Turn the lines below into a JSON list of strings, with each line as its own string and blank lines omitted.

===== Information given

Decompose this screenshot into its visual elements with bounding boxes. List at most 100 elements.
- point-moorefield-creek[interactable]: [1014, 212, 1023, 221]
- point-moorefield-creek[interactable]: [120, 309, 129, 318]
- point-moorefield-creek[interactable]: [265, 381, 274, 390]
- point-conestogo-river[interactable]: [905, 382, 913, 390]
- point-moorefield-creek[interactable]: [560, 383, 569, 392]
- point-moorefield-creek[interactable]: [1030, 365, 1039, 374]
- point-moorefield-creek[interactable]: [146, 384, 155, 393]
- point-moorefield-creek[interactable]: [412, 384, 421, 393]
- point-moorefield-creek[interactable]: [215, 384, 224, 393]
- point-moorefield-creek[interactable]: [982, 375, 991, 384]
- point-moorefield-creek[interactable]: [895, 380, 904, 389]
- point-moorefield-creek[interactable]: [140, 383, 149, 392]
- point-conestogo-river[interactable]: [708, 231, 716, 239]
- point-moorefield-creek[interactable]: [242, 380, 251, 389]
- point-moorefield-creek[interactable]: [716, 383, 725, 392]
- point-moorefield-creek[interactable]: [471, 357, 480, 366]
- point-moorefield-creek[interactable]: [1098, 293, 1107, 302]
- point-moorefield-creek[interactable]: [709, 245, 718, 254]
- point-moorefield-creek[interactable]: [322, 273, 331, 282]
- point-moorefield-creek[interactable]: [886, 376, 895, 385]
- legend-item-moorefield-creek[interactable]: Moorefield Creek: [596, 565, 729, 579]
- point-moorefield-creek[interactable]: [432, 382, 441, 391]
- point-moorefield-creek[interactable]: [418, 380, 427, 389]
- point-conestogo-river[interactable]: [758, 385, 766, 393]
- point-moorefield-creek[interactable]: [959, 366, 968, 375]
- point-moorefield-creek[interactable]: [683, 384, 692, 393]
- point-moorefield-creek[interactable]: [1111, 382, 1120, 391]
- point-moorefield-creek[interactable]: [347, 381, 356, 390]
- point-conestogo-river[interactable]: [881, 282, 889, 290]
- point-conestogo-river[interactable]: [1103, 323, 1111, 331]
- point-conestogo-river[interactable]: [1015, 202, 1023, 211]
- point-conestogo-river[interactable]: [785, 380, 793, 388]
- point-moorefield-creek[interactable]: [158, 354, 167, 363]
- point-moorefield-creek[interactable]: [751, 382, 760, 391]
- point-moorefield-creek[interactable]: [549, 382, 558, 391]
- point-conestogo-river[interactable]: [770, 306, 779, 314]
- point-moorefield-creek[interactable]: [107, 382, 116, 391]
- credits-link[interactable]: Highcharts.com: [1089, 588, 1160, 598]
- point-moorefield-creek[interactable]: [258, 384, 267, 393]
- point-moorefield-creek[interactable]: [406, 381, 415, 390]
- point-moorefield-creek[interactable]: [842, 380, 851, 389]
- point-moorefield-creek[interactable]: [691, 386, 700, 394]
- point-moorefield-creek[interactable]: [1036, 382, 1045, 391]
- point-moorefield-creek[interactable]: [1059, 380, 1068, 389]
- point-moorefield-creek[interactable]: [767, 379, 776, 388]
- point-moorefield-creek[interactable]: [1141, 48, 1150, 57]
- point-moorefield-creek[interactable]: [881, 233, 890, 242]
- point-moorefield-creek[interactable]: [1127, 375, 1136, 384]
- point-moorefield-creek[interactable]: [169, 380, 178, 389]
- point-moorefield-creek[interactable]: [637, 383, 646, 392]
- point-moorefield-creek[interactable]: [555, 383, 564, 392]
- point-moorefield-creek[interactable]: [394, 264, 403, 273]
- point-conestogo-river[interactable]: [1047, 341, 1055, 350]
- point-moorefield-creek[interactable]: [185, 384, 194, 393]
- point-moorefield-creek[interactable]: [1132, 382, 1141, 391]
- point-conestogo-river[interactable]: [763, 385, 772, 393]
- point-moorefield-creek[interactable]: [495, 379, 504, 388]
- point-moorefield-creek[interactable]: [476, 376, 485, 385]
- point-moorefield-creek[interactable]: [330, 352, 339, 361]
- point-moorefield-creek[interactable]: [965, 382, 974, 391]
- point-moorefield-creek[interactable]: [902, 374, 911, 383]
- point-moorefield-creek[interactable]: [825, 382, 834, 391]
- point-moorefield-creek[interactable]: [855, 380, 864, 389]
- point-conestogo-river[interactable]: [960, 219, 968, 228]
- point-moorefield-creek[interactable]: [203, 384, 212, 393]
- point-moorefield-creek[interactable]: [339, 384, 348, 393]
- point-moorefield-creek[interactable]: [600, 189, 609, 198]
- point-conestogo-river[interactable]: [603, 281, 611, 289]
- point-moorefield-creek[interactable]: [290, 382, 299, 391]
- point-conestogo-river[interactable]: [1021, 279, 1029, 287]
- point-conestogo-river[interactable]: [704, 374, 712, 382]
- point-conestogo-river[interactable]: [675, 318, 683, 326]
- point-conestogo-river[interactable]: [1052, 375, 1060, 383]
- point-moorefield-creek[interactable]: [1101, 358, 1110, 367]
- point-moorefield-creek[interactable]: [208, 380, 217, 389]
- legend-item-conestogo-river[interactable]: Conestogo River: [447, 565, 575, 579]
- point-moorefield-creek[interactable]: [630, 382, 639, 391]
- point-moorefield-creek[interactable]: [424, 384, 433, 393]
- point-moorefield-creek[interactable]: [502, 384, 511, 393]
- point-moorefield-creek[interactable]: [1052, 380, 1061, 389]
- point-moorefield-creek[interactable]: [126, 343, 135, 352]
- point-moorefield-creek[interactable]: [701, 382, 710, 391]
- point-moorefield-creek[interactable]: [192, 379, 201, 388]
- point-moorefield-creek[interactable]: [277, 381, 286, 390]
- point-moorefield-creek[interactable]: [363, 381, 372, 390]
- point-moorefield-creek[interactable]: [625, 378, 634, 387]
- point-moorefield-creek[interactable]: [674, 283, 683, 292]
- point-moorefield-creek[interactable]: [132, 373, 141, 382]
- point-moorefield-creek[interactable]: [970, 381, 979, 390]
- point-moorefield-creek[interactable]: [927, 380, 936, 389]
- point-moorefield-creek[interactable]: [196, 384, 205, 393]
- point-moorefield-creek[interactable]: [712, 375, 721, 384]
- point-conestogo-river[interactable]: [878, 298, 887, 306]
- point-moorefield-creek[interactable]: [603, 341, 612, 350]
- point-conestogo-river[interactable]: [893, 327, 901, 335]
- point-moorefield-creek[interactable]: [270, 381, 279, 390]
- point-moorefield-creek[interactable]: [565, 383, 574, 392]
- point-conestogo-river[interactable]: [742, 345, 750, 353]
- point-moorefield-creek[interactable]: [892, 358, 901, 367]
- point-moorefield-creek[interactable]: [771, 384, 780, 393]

==========

* Solution to this task
[
  "Decompose this screenshot into its visual elements with bounding boxes. List at most 100 elements.",
  "- point-moorefield-creek[interactable]: [1014, 212, 1023, 221]",
  "- point-moorefield-creek[interactable]: [120, 309, 129, 318]",
  "- point-moorefield-creek[interactable]: [265, 381, 274, 390]",
  "- point-conestogo-river[interactable]: [905, 382, 913, 390]",
  "- point-moorefield-creek[interactable]: [560, 383, 569, 392]",
  "- point-moorefield-creek[interactable]: [1030, 365, 1039, 374]",
  "- point-moorefield-creek[interactable]: [146, 384, 155, 393]",
  "- point-moorefield-creek[interactable]: [412, 384, 421, 393]",
  "- point-moorefield-creek[interactable]: [215, 384, 224, 393]",
  "- point-moorefield-creek[interactable]: [982, 375, 991, 384]",
  "- point-moorefield-creek[interactable]: [895, 380, 904, 389]",
  "- point-moorefield-creek[interactable]: [140, 383, 149, 392]",
  "- point-conestogo-river[interactable]: [708, 231, 716, 239]",
  "- point-moorefield-creek[interactable]: [242, 380, 251, 389]",
  "- point-moorefield-creek[interactable]: [716, 383, 725, 392]",
  "- point-moorefield-creek[interactable]: [471, 357, 480, 366]",
  "- point-moorefield-creek[interactable]: [1098, 293, 1107, 302]",
  "- point-moorefield-creek[interactable]: [709, 245, 718, 254]",
  "- point-moorefield-creek[interactable]: [322, 273, 331, 282]",
  "- point-moorefield-creek[interactable]: [886, 376, 895, 385]",
  "- legend-item-moorefield-creek[interactable]: Moorefield Creek: [596, 565, 729, 579]",
  "- point-moorefield-creek[interactable]: [432, 382, 441, 391]",
  "- point-moorefield-creek[interactable]: [418, 380, 427, 389]",
  "- point-conestogo-river[interactable]: [758, 385, 766, 393]",
  "- point-moorefield-creek[interactable]: [959, 366, 968, 375]",
  "- point-moorefield-creek[interactable]: [683, 384, 692, 393]",
  "- point-moorefield-creek[interactable]: [1111, 382, 1120, 391]",
  "- point-moorefield-creek[interactable]: [347, 381, 356, 390]",
  "- point-conestogo-river[interactable]: [881, 282, 889, 290]",
  "- point-conestogo-river[interactable]: [1103, 323, 1111, 331]",
  "- point-conestogo-river[interactable]: [1015, 202, 1023, 211]",
  "- point-conestogo-river[interactable]: [785, 380, 793, 388]",
  "- point-moorefield-creek[interactable]: [158, 354, 167, 363]",
  "- point-moorefield-creek[interactable]: [751, 382, 760, 391]",
  "- point-moorefield-creek[interactable]: [549, 382, 558, 391]",
  "- point-conestogo-river[interactable]: [770, 306, 779, 314]",
  "- point-moorefield-creek[interactable]: [107, 382, 116, 391]",
  "- credits-link[interactable]: Highcharts.com: [1089, 588, 1160, 598]",
  "- point-moorefield-creek[interactable]: [258, 384, 267, 393]",
  "- point-moorefield-creek[interactable]: [406, 381, 415, 390]",
  "- point-moorefield-creek[interactable]: [842, 380, 851, 389]",
  "- point-moorefield-creek[interactable]: [691, 386, 700, 394]",
  "- point-moorefield-creek[interactable]: [1036, 382, 1045, 391]",
  "- point-moorefield-creek[interactable]: [1059, 380, 1068, 389]",
  "- point-moorefield-creek[interactable]: [767, 379, 776, 388]",
  "- point-moorefield-creek[interactable]: [1141, 48, 1150, 57]",
  "- point-moorefield-creek[interactable]: [881, 233, 890, 242]",
  "- point-moorefield-creek[interactable]: [1127, 375, 1136, 384]",
  "- point-moorefield-creek[interactable]: [169, 380, 178, 389]",
  "- point-moorefield-creek[interactable]: [637, 383, 646, 392]",
  "- point-moorefield-creek[interactable]: [555, 383, 564, 392]",
  "- point-moorefield-creek[interactable]: [394, 264, 403, 273]",
  "- point-conestogo-river[interactable]: [1047, 341, 1055, 350]",
  "- point-moorefield-creek[interactable]: [185, 384, 194, 393]",
  "- point-moorefield-creek[interactable]: [1132, 382, 1141, 391]",
  "- point-conestogo-river[interactable]: [763, 385, 772, 393]",
  "- point-moorefield-creek[interactable]: [495, 379, 504, 388]",
  "- point-moorefield-creek[interactable]: [476, 376, 485, 385]",
  "- point-moorefield-creek[interactable]: [330, 352, 339, 361]",
  "- point-moorefield-creek[interactable]: [965, 382, 974, 391]",
  "- point-moorefield-creek[interactable]: [902, 374, 911, 383]",
  "- point-moorefield-creek[interactable]: [825, 382, 834, 391]",
  "- point-moorefield-creek[interactable]: [855, 380, 864, 389]",
  "- point-conestogo-river[interactable]: [960, 219, 968, 228]",
  "- point-moorefield-creek[interactable]: [203, 384, 212, 393]",
  "- point-moorefield-creek[interactable]: [339, 384, 348, 393]",
  "- point-moorefield-creek[interactable]: [600, 189, 609, 198]",
  "- point-conestogo-river[interactable]: [603, 281, 611, 289]",
  "- point-moorefield-creek[interactable]: [290, 382, 299, 391]",
  "- point-conestogo-river[interactable]: [1021, 279, 1029, 287]",
  "- point-conestogo-river[interactable]: [704, 374, 712, 382]",
  "- point-conestogo-river[interactable]: [675, 318, 683, 326]",
  "- point-conestogo-river[interactable]: [1052, 375, 1060, 383]",
  "- point-moorefield-creek[interactable]: [1101, 358, 1110, 367]",
  "- point-moorefield-creek[interactable]: [208, 380, 217, 389]",
  "- legend-item-conestogo-river[interactable]: Conestogo River: [447, 565, 575, 579]",
  "- point-moorefield-creek[interactable]: [630, 382, 639, 391]",
  "- point-moorefield-creek[interactable]: [424, 384, 433, 393]",
  "- point-moorefield-creek[interactable]: [502, 384, 511, 393]",
  "- point-moorefield-creek[interactable]: [1052, 380, 1061, 389]",
  "- point-moorefield-creek[interactable]: [126, 343, 135, 352]",
  "- point-moorefield-creek[interactable]: [701, 382, 710, 391]",
  "- point-moorefield-creek[interactable]: [192, 379, 201, 388]",
  "- point-moorefield-creek[interactable]: [277, 381, 286, 390]",
  "- point-moorefield-creek[interactable]: [363, 381, 372, 390]",
  "- point-moorefield-creek[interactable]: [625, 378, 634, 387]",
  "- point-moorefield-creek[interactable]: [674, 283, 683, 292]",
  "- point-moorefield-creek[interactable]: [132, 373, 141, 382]",
  "- point-moorefield-creek[interactable]: [970, 381, 979, 390]",
  "- point-moorefield-creek[interactable]: [927, 380, 936, 389]",
  "- point-moorefield-creek[interactable]: [196, 384, 205, 393]",
  "- point-moorefield-creek[interactable]: [712, 375, 721, 384]",
  "- point-conestogo-river[interactable]: [878, 298, 887, 306]",
  "- point-moorefield-creek[interactable]: [603, 341, 612, 350]",
  "- point-conestogo-river[interactable]: [893, 327, 901, 335]",
  "- point-moorefield-creek[interactable]: [270, 381, 279, 390]",
  "- point-moorefield-creek[interactable]: [565, 383, 574, 392]",
  "- point-conestogo-river[interactable]: [742, 345, 750, 353]",
  "- point-moorefield-creek[interactable]: [892, 358, 901, 367]",
  "- point-moorefield-creek[interactable]: [771, 384, 780, 393]"
]